Requirement: Please output every line of the material as it stands, without the pictures.

Data to process:
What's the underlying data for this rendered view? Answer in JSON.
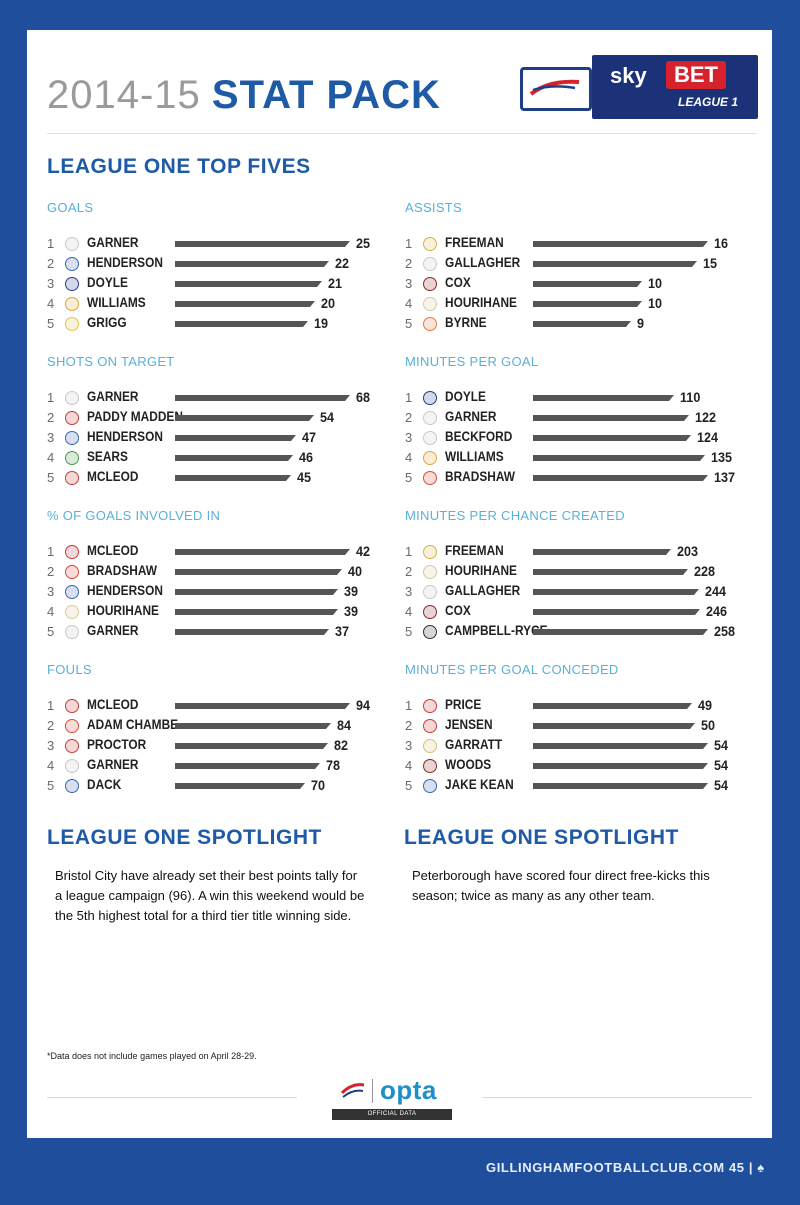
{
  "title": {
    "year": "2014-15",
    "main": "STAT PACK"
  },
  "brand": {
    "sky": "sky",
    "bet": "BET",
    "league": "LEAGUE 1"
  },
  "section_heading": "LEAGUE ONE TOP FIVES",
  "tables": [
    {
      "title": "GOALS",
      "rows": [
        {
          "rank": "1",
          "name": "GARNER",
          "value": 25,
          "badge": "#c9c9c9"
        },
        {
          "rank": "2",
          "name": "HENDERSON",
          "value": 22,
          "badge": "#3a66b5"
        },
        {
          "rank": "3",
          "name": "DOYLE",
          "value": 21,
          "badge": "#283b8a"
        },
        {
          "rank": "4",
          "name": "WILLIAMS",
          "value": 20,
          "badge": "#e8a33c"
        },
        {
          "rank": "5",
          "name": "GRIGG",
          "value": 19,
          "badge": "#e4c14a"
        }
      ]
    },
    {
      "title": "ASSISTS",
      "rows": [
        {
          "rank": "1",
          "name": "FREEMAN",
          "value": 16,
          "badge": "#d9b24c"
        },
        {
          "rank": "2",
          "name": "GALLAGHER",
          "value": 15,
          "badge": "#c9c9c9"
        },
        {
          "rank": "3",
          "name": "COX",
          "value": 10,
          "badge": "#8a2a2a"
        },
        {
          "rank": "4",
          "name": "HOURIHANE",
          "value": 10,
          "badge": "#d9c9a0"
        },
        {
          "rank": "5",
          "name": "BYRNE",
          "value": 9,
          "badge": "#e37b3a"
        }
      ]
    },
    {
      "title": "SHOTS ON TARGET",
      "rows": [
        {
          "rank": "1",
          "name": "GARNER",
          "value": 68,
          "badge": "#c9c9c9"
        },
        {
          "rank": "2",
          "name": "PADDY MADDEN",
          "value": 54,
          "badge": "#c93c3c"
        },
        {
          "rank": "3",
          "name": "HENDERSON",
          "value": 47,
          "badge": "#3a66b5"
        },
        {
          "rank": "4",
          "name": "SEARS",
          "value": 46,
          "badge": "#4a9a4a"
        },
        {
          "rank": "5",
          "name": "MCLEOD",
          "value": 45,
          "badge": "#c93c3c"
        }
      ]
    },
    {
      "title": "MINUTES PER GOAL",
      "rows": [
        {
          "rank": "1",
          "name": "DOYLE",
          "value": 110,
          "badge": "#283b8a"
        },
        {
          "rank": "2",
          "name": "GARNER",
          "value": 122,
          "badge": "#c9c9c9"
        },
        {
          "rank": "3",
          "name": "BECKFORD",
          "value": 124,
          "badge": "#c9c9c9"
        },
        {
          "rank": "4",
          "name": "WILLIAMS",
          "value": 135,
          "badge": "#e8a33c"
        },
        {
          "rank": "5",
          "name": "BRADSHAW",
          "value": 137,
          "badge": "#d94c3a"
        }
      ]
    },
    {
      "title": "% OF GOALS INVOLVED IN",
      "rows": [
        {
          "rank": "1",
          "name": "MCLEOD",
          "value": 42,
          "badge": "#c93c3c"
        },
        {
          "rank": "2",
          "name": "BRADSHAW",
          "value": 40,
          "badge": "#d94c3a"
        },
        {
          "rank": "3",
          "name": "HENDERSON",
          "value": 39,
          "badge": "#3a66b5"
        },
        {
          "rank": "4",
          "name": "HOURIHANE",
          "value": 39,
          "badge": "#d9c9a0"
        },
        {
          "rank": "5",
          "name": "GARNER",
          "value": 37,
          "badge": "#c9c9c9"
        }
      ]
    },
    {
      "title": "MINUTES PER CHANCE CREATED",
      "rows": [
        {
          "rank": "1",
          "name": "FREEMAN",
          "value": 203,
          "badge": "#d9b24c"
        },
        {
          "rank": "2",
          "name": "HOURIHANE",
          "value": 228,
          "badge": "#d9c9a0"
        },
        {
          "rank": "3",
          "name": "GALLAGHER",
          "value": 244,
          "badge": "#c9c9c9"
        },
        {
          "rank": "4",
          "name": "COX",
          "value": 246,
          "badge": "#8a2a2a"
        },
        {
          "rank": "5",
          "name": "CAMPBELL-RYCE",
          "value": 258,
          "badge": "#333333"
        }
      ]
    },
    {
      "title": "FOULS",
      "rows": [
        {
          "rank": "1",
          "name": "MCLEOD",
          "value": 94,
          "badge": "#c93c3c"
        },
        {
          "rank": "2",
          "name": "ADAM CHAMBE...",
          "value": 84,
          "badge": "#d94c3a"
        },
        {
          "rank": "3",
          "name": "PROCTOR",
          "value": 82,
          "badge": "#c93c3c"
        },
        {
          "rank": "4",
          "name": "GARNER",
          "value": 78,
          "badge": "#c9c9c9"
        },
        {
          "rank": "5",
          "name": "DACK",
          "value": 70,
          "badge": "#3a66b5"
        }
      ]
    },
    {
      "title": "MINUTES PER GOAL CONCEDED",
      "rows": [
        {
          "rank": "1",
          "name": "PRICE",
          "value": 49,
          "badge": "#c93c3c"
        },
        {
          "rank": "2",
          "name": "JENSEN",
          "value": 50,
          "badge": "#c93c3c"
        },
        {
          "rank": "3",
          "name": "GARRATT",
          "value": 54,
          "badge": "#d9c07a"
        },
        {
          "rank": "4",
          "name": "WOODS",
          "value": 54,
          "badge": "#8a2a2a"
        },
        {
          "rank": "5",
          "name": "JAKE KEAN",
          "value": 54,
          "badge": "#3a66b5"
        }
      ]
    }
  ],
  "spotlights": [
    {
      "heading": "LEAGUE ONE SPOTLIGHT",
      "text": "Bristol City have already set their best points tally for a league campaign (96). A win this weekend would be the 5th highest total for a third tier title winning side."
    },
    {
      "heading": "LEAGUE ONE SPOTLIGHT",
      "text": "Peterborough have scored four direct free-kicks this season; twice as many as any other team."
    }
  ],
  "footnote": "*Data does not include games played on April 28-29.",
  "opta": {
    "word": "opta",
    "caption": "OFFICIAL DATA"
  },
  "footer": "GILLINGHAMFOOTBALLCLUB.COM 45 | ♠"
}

Solution for this exercise:
What's the underlying data for this rendered view? Answer in JSON.
{
  "title": {
    "year": "2014-15",
    "main": "STAT PACK"
  },
  "brand": {
    "sky": "sky",
    "bet": "BET",
    "league": "LEAGUE 1"
  },
  "section_heading": "LEAGUE ONE TOP FIVES",
  "tables": [
    {
      "title": "GOALS",
      "rows": [
        {
          "rank": "1",
          "name": "GARNER",
          "value": 25,
          "badge": "#c9c9c9"
        },
        {
          "rank": "2",
          "name": "HENDERSON",
          "value": 22,
          "badge": "#3a66b5"
        },
        {
          "rank": "3",
          "name": "DOYLE",
          "value": 21,
          "badge": "#283b8a"
        },
        {
          "rank": "4",
          "name": "WILLIAMS",
          "value": 20,
          "badge": "#e8a33c"
        },
        {
          "rank": "5",
          "name": "GRIGG",
          "value": 19,
          "badge": "#e4c14a"
        }
      ]
    },
    {
      "title": "ASSISTS",
      "rows": [
        {
          "rank": "1",
          "name": "FREEMAN",
          "value": 16,
          "badge": "#d9b24c"
        },
        {
          "rank": "2",
          "name": "GALLAGHER",
          "value": 15,
          "badge": "#c9c9c9"
        },
        {
          "rank": "3",
          "name": "COX",
          "value": 10,
          "badge": "#8a2a2a"
        },
        {
          "rank": "4",
          "name": "HOURIHANE",
          "value": 10,
          "badge": "#d9c9a0"
        },
        {
          "rank": "5",
          "name": "BYRNE",
          "value": 9,
          "badge": "#e37b3a"
        }
      ]
    },
    {
      "title": "SHOTS ON TARGET",
      "rows": [
        {
          "rank": "1",
          "name": "GARNER",
          "value": 68,
          "badge": "#c9c9c9"
        },
        {
          "rank": "2",
          "name": "PADDY MADDEN",
          "value": 54,
          "badge": "#c93c3c"
        },
        {
          "rank": "3",
          "name": "HENDERSON",
          "value": 47,
          "badge": "#3a66b5"
        },
        {
          "rank": "4",
          "name": "SEARS",
          "value": 46,
          "badge": "#4a9a4a"
        },
        {
          "rank": "5",
          "name": "MCLEOD",
          "value": 45,
          "badge": "#c93c3c"
        }
      ]
    },
    {
      "title": "MINUTES PER GOAL",
      "rows": [
        {
          "rank": "1",
          "name": "DOYLE",
          "value": 110,
          "badge": "#283b8a"
        },
        {
          "rank": "2",
          "name": "GARNER",
          "value": 122,
          "badge": "#c9c9c9"
        },
        {
          "rank": "3",
          "name": "BECKFORD",
          "value": 124,
          "badge": "#c9c9c9"
        },
        {
          "rank": "4",
          "name": "WILLIAMS",
          "value": 135,
          "badge": "#e8a33c"
        },
        {
          "rank": "5",
          "name": "BRADSHAW",
          "value": 137,
          "badge": "#d94c3a"
        }
      ]
    },
    {
      "title": "% OF GOALS INVOLVED IN",
      "rows": [
        {
          "rank": "1",
          "name": "MCLEOD",
          "value": 42,
          "badge": "#c93c3c"
        },
        {
          "rank": "2",
          "name": "BRADSHAW",
          "value": 40,
          "badge": "#d94c3a"
        },
        {
          "rank": "3",
          "name": "HENDERSON",
          "value": 39,
          "badge": "#3a66b5"
        },
        {
          "rank": "4",
          "name": "HOURIHANE",
          "value": 39,
          "badge": "#d9c9a0"
        },
        {
          "rank": "5",
          "name": "GARNER",
          "value": 37,
          "badge": "#c9c9c9"
        }
      ]
    },
    {
      "title": "MINUTES PER CHANCE CREATED",
      "rows": [
        {
          "rank": "1",
          "name": "FREEMAN",
          "value": 203,
          "badge": "#d9b24c"
        },
        {
          "rank": "2",
          "name": "HOURIHANE",
          "value": 228,
          "badge": "#d9c9a0"
        },
        {
          "rank": "3",
          "name": "GALLAGHER",
          "value": 244,
          "badge": "#c9c9c9"
        },
        {
          "rank": "4",
          "name": "COX",
          "value": 246,
          "badge": "#8a2a2a"
        },
        {
          "rank": "5",
          "name": "CAMPBELL-RYCE",
          "value": 258,
          "badge": "#333333"
        }
      ]
    },
    {
      "title": "FOULS",
      "rows": [
        {
          "rank": "1",
          "name": "MCLEOD",
          "value": 94,
          "badge": "#c93c3c"
        },
        {
          "rank": "2",
          "name": "ADAM CHAMBE...",
          "value": 84,
          "badge": "#d94c3a"
        },
        {
          "rank": "3",
          "name": "PROCTOR",
          "value": 82,
          "badge": "#c93c3c"
        },
        {
          "rank": "4",
          "name": "GARNER",
          "value": 78,
          "badge": "#c9c9c9"
        },
        {
          "rank": "5",
          "name": "DACK",
          "value": 70,
          "badge": "#3a66b5"
        }
      ]
    },
    {
      "title": "MINUTES PER GOAL CONCEDED",
      "rows": [
        {
          "rank": "1",
          "name": "PRICE",
          "value": 49,
          "badge": "#c93c3c"
        },
        {
          "rank": "2",
          "name": "JENSEN",
          "value": 50,
          "badge": "#c93c3c"
        },
        {
          "rank": "3",
          "name": "GARRATT",
          "value": 54,
          "badge": "#d9c07a"
        },
        {
          "rank": "4",
          "name": "WOODS",
          "value": 54,
          "badge": "#8a2a2a"
        },
        {
          "rank": "5",
          "name": "JAKE KEAN",
          "value": 54,
          "badge": "#3a66b5"
        }
      ]
    }
  ],
  "spotlights": [
    {
      "heading": "LEAGUE ONE SPOTLIGHT",
      "text": "Bristol City have already set their best points tally for a league campaign (96). A win this weekend would be the 5th highest total for a third tier title winning side."
    },
    {
      "heading": "LEAGUE ONE SPOTLIGHT",
      "text": "Peterborough have scored four direct free-kicks this season; twice as many as any other team."
    }
  ],
  "footnote": "*Data does not include games played on April 28-29.",
  "opta": {
    "word": "opta",
    "caption": "OFFICIAL DATA"
  },
  "footer": "GILLINGHAMFOOTBALLCLUB.COM 45 | ♠"
}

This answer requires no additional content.